All records below must be retyped exactly.

===== Input material

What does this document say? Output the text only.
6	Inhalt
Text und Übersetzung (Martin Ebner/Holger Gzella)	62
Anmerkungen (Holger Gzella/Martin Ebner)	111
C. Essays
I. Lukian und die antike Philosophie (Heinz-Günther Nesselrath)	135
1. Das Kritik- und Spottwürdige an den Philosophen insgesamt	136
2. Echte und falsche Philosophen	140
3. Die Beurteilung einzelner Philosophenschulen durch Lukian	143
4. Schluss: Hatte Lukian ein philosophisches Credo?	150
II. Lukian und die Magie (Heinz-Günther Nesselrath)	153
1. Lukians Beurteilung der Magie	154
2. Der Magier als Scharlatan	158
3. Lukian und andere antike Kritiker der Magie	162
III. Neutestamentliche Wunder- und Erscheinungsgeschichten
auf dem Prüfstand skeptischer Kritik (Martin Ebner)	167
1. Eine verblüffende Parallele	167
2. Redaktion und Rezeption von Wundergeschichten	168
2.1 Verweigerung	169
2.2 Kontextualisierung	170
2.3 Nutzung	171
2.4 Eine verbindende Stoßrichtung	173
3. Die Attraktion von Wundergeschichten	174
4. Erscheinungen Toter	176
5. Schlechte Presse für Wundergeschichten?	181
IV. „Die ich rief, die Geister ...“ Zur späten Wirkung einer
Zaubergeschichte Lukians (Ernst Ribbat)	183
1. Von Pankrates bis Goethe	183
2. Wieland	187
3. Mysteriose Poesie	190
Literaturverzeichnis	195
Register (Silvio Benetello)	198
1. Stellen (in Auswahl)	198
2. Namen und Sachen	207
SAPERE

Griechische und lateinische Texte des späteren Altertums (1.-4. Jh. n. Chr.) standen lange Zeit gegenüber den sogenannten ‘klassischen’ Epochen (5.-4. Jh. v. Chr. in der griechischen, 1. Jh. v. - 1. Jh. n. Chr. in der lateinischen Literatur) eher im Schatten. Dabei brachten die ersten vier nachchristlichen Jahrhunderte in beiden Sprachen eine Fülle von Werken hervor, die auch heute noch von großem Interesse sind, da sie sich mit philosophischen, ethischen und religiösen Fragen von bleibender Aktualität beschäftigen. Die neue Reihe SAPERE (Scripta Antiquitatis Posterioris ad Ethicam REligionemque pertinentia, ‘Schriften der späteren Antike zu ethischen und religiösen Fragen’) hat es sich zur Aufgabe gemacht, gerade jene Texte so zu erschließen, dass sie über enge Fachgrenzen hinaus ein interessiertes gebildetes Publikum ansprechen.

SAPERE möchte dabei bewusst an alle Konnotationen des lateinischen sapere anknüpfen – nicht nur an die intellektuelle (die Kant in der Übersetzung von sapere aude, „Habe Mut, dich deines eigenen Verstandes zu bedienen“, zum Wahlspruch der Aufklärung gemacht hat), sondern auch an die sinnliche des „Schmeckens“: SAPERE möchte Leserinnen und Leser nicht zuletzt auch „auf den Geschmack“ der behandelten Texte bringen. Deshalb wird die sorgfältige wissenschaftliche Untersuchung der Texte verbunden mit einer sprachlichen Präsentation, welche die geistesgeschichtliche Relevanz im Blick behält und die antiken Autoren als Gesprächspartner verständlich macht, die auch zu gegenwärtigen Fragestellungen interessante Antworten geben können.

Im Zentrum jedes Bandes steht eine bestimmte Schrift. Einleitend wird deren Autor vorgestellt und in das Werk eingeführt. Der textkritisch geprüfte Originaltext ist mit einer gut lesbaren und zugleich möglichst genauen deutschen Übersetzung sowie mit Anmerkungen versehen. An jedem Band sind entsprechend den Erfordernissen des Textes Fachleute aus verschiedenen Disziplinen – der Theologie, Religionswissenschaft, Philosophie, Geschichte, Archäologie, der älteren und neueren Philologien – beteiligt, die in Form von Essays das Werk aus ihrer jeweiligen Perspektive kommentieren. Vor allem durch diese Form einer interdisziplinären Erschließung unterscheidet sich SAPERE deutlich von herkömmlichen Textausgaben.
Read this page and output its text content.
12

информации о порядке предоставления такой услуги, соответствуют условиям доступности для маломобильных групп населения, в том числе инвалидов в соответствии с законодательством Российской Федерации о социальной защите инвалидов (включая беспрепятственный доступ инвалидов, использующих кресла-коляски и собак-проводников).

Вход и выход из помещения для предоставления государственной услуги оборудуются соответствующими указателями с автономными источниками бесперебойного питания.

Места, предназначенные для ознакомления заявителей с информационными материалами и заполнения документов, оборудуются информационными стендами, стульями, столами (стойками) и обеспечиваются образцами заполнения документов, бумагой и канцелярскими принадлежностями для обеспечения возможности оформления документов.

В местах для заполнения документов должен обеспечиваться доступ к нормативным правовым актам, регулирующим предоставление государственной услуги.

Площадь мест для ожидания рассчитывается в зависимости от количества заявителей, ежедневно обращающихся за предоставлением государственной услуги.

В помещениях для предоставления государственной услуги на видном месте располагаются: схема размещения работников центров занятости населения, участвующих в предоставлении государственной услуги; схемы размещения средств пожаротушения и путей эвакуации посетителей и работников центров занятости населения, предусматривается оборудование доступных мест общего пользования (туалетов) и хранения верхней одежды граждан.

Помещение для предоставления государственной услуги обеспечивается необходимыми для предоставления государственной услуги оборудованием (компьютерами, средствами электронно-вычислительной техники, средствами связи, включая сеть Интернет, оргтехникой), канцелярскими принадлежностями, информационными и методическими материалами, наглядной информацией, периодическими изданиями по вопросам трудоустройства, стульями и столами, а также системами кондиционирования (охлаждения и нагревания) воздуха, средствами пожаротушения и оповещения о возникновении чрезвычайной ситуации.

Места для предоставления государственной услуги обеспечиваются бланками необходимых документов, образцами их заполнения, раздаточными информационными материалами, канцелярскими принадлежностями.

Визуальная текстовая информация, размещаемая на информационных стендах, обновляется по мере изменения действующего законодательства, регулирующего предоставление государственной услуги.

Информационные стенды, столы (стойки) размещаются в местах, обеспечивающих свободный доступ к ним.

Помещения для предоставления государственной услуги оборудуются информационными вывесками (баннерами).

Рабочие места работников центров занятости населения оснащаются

==========

**Task response**.
What does this document say? Output the text only.
6	Inhalt
Text und Übersetzung (Martin Ebner/Holger Gzella)	62
Anmerkungen (Holger Gzella/Martin Ebner)	111
C. Essays
I. Lukian und die antike Philosophie (Heinz-Günther Nesselrath)	135
1. Das Kritik- und Spottwürdige an den Philosophen insgesamt	136
2. Echte und falsche Philosophen	140
3. Die Beurteilung einzelner Philosophenschulen durch Lukian	143
4. Schluss: Hatte Lukian ein philosophisches Credo?	150
II. Lukian und die Magie (Heinz-Günther Nesselrath)	153
1. Lukians Beurteilung der Magie	154
2. Der Magier als Scharlatan	158
3. Lukian und andere antike Kritiker der Magie	162
III. Neutestamentliche Wunder- und Erscheinungsgeschichten
auf dem Prüfstand skeptischer Kritik (Martin Ebner)	167
1. Eine verblüffende Parallele	167
2. Redaktion und Rezeption von Wundergeschichten	168
2.1 Verweigerung	169
2.2 Kontextualisierung	170
2.3 Nutzung	171
2.4 Eine verbindende Stoßrichtung	173
3. Die Attraktion von Wundergeschichten	174
4. Erscheinungen Toter	176
5. Schlechte Presse für Wundergeschichten?	181
IV. „Die ich rief, die Geister ...“ Zur späten Wirkung einer
Zaubergeschichte Lukians (Ernst Ribbat)	183
1. Von Pankrates bis Goethe	183
2. Wieland	187
3. Mysteriose Poesie	190
Literaturverzeichnis	195
Register (Silvio Benetello)	198
1. Stellen (in Auswahl)	198
2. Namen und Sachen	207
SAPERE

Griechische und lateinische Texte des späteren Altertums (1.-4. Jh. n. Chr.) standen lange Zeit gegenüber den sogenannten ‘klassischen’ Epochen (5.-4. Jh. v. Chr. in der griechischen, 1. Jh. v. - 1. Jh. n. Chr. in der lateinischen Literatur) eher im Schatten. Dabei brachten die ersten vier nachchristlichen Jahrhunderte in beiden Sprachen eine Fülle von Werken hervor, die auch heute noch von großem Interesse sind, da sie sich mit philosophischen, ethischen und religiösen Fragen von bleibender Aktualität beschäftigen. Die neue Reihe SAPERE (Scripta Antiquitatis Posterioris ad Ethicam REligionemque pertinentia, ‘Schriften der späteren Antike zu ethischen und religiösen Fragen’) hat es sich zur Aufgabe gemacht, gerade jene Texte so zu erschließen, dass sie über enge Fachgrenzen hinaus ein interessiertes gebildetes Publikum ansprechen.

SAPERE möchte dabei bewusst an alle Konnotationen des lateinischen sapere anknüpfen – nicht nur an die intellektuelle (die Kant in der Übersetzung von sapere aude, „Habe Mut, dich deines eigenen Verstandes zu bedienen“, zum Wahlspruch der Aufklärung gemacht hat), sondern auch an die sinnliche des „Schmeckens“: SAPERE möchte Leserinnen und Leser nicht zuletzt auch „auf den Geschmack“ der behandelten Texte bringen. Deshalb wird die sorgfältige wissenschaftliche Untersuchung der Texte verbunden mit einer sprachlichen Präsentation, welche die geistesgeschichtliche Relevanz im Blick behält und die antiken Autoren als Gesprächspartner verständlich macht, die auch zu gegenwärtigen Fragestellungen interessante Antworten geben können.

Im Zentrum jedes Bandes steht eine bestimmte Schrift. Einleitend wird deren Autor vorgestellt und in das Werk eingeführt. Der textkritisch geprüfte Originaltext ist mit einer gut lesbaren und zugleich möglichst genauen deutschen Übersetzung sowie mit Anmerkungen versehen. An jedem Band sind entsprechend den Erfordernissen des Textes Fachleute aus verschiedenen Disziplinen – der Theologie, Religionswissenschaft, Philosophie, Geschichte, Archäologie, der älteren und neueren Philologien – beteiligt, die in Form von Essays das Werk aus ihrer jeweiligen Perspektive kommentieren. Vor allem durch diese Form einer interdisziplinären Erschließung unterscheidet sich SAPERE deutlich von herkömmlichen Textausgaben.
Read this page and output its text content.
12

информации о порядке предоставления такой услуги, соответствуют условиям доступности для маломобильных групп населения, в том числе инвалидов в соответствии с законодательством Российской Федерации о социальной защите инвалидов (включая беспрепятственный доступ инвалидов, использующих кресла-коляски и собак-проводников).

Вход и выход из помещения для предоставления государственной услуги оборудуются соответствующими указателями с автономными источниками бесперебойного питания.

Места, предназначенные для ознакомления заявителей с информационными материалами и заполнения документов, оборудуются информационными стендами, стульями, столами (стойками) и обеспечиваются образцами заполнения документов, бумагой и канцелярскими принадлежностями для обеспечения возможности оформления документов.

В местах для заполнения документов должен обеспечиваться доступ к нормативным правовым актам, регулирующим предоставление государственной услуги.

Площадь мест для ожидания рассчитывается в зависимости от количества заявителей, ежедневно обращающихся за предоставлением государственной услуги.

В помещениях для предоставления государственной услуги на видном месте располагаются: схема размещения работников центров занятости населения, участвующих в предоставлении государственной услуги; схемы размещения средств пожаротушения и путей эвакуации посетителей и работников центров занятости населения, предусматривается оборудование доступных мест общего пользования (туалетов) и хранения верхней одежды граждан.

Помещение для предоставления государственной услуги обеспечивается необходимыми для предоставления государственной услуги оборудованием (компьютерами, средствами электронно-вычислительной техники, средствами связи, включая сеть Интернет, оргтехникой), канцелярскими принадлежностями, информационными и методическими материалами, наглядной информацией, периодическими изданиями по вопросам трудоустройства, стульями и столами, а также системами кондиционирования (охлаждения и нагревания) воздуха, средствами пожаротушения и оповещения о возникновении чрезвычайной ситуации.

Места для предоставления государственной услуги обеспечиваются бланками необходимых документов, образцами их заполнения, раздаточными информационными материалами, канцелярскими принадлежностями.

Визуальная текстовая информация, размещаемая на информационных стендах, обновляется по мере изменения действующего законодательства, регулирующего предоставление государственной услуги.

Информационные стенды, столы (стойки) размещаются в местах, обеспечивающих свободный доступ к ним.

Помещения для предоставления государственной услуги оборудуются информационными вывесками (баннерами).

Рабочие места работников центров занятости населения оснащаются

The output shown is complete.